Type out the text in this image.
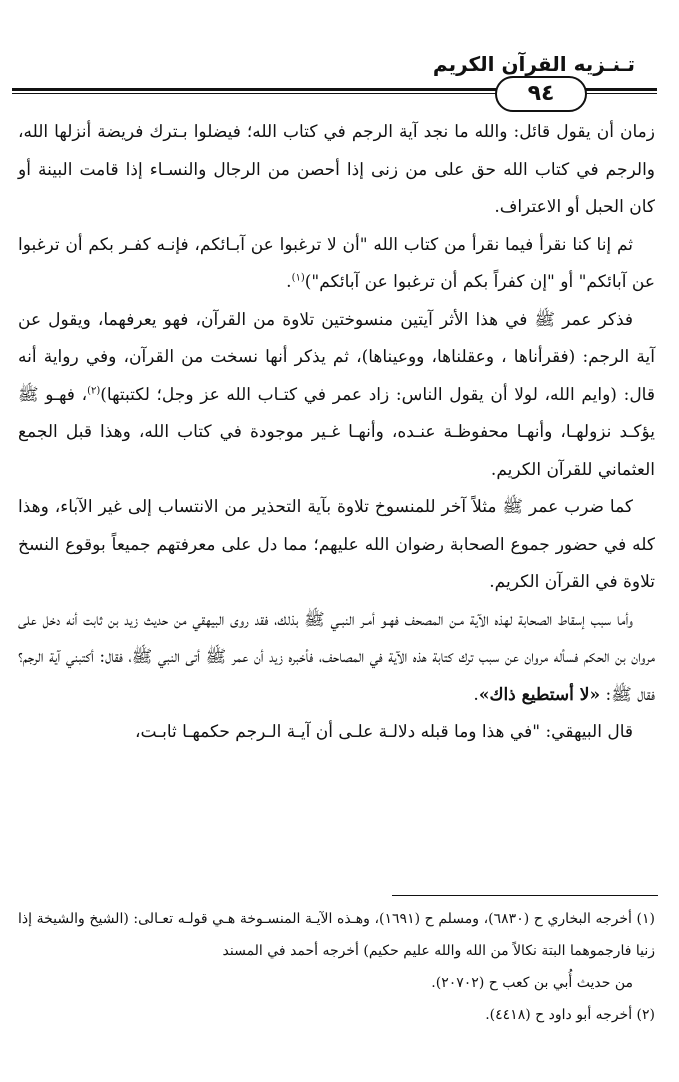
تـنـزيه القرآن الكريم
٩٤

زمان أن يقول قائل: والله ما نجد آية الرجم في كتاب الله؛ فيضلوا بـترك فريضة أنزلها الله، والرجم في كتاب الله حق على من زنى إذا أحصن من الرجال والنسـاء إذا قامت البينة أو كان الحبل أو الاعتراف.

ثم إنا كنا نقرأ فيما نقرأ من كتاب الله "أن لا ترغبوا عن آبـائكم، فإنـه كفـر بكم أن ترغبوا عن آبائكم" أو "إن كفراً بكم أن ترغبوا عن آبائكم")$^{(١)}$.

فذكر عمر ﷺ في هذا الأثر آيتين منسوختين تلاوة من القرآن، فهو يعرفهما، ويقول عن آية الرجم: (فقرأناها ، وعقلناها، ووعيناها)، ثم يذكر أنها نسخت من القرآن، وفي رواية أنه قال: (وايم الله، لولا أن يقول الناس: زاد عمر في كتـاب الله عز وجل؛ لكتبتها)$^{(٢)}$، فهـو ﷺ يؤكـد نزولهـا، وأنهـا محفوظـة عنـده، وأنهـا غـير موجودة في كتاب الله، وهذا قبل الجمع العثماني للقرآن الكريم.

كما ضرب عمر ﷺ مثلاً آخر للمنسوخ تلاوة بآية التحذير من الانتساب إلى غير الآباء، وهذا كله في حضور جموع الصحابة رضوان الله عليهم؛ مما دل على معرفتهم جميعاً بوقوع النسخ تلاوة في القرآن الكريم.

وأما سبب إسقاط الصحابة لهذه الآية مـن المصحف فهـو أمـر النبـي ﷺ بذلك، فقد روى البيهقي من حديث زيد بن ثابت أنه دخل على مروان بن الحكم فسأله مروان عن سبب ترك كتابة هذه الآية في المصاحف، فأخبره زيد أن عمر ﷺ أتى النبي ﷺ، فقال: أكتبني آية الرجم؟ فقال ﷺ: «لا أستطيع ذاك».

قال البيهقي: "في هذا وما قبله دلالـة علـى أن آيـة الـرجم حكمهـا ثابـت،

(١) أخرجه البخاري ح (٦٨٣٠)، ومسلم ح (١٦٩١)، وهـذه الآيـة المنسـوخة هـي قولـه تعـالى: (الشيخ والشيخة إذا زنيا فارجموهما البتة نكالاً من الله والله عليم حكيم) أخرجه أحمد في المسند

من حديث أُبي بن كعب ح (٢٠٧٠٢).

(٢) أخرجه أبو داود ح (٤٤١٨).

# [WORK INSTRUCTIONS]
None of the pictures should appear; repeat the records exactly otherwise.

# [RESPONSE TO THIS TASK]
Type out the text in this image.
تـنـزيه القرآن الكريم
٩٤

زمان أن يقول قائل: والله ما نجد آية الرجم في كتاب الله؛ فيضلوا بـترك فريضة أنزلها الله، والرجم في كتاب الله حق على من زنى إذا أحصن من الرجال والنسـاء إذا قامت البينة أو كان الحبل أو الاعتراف.

ثم إنا كنا نقرأ فيما نقرأ من كتاب الله "أن لا ترغبوا عن آبـائكم، فإنـه كفـر بكم أن ترغبوا عن آبائكم" أو "إن كفراً بكم أن ترغبوا عن آبائكم")$^{(١)}$.

فذكر عمر ﷺ في هذا الأثر آيتين منسوختين تلاوة من القرآن، فهو يعرفهما، ويقول عن آية الرجم: (فقرأناها ، وعقلناها، ووعيناها)، ثم يذكر أنها نسخت من القرآن، وفي رواية أنه قال: (وايم الله، لولا أن يقول الناس: زاد عمر في كتـاب الله عز وجل؛ لكتبتها)$^{(٢)}$، فهـو ﷺ يؤكـد نزولهـا، وأنهـا محفوظـة عنـده، وأنهـا غـير موجودة في كتاب الله، وهذا قبل الجمع العثماني للقرآن الكريم.

كما ضرب عمر ﷺ مثلاً آخر للمنسوخ تلاوة بآية التحذير من الانتساب إلى غير الآباء، وهذا كله في حضور جموع الصحابة رضوان الله عليهم؛ مما دل على معرفتهم جميعاً بوقوع النسخ تلاوة في القرآن الكريم.

وأما سبب إسقاط الصحابة لهذه الآية مـن المصحف فهـو أمـر النبـي ﷺ بذلك، فقد روى البيهقي من حديث زيد بن ثابت أنه دخل على مروان بن الحكم فسأله مروان عن سبب ترك كتابة هذه الآية في المصاحف، فأخبره زيد أن عمر ﷺ أتى النبي ﷺ، فقال: أكتبني آية الرجم؟ فقال ﷺ: «لا أستطيع ذاك».

قال البيهقي: "في هذا وما قبله دلالـة علـى أن آيـة الـرجم حكمهـا ثابـت،

(١) أخرجه البخاري ح (٦٨٣٠)، ومسلم ح (١٦٩١)، وهـذه الآيـة المنسـوخة هـي قولـه تعـالى: (الشيخ والشيخة إذا زنيا فارجموهما البتة نكالاً من الله والله عليم حكيم) أخرجه أحمد في المسند

من حديث أُبي بن كعب ح (٢٠٧٠٢).

(٢) أخرجه أبو داود ح (٤٤١٨).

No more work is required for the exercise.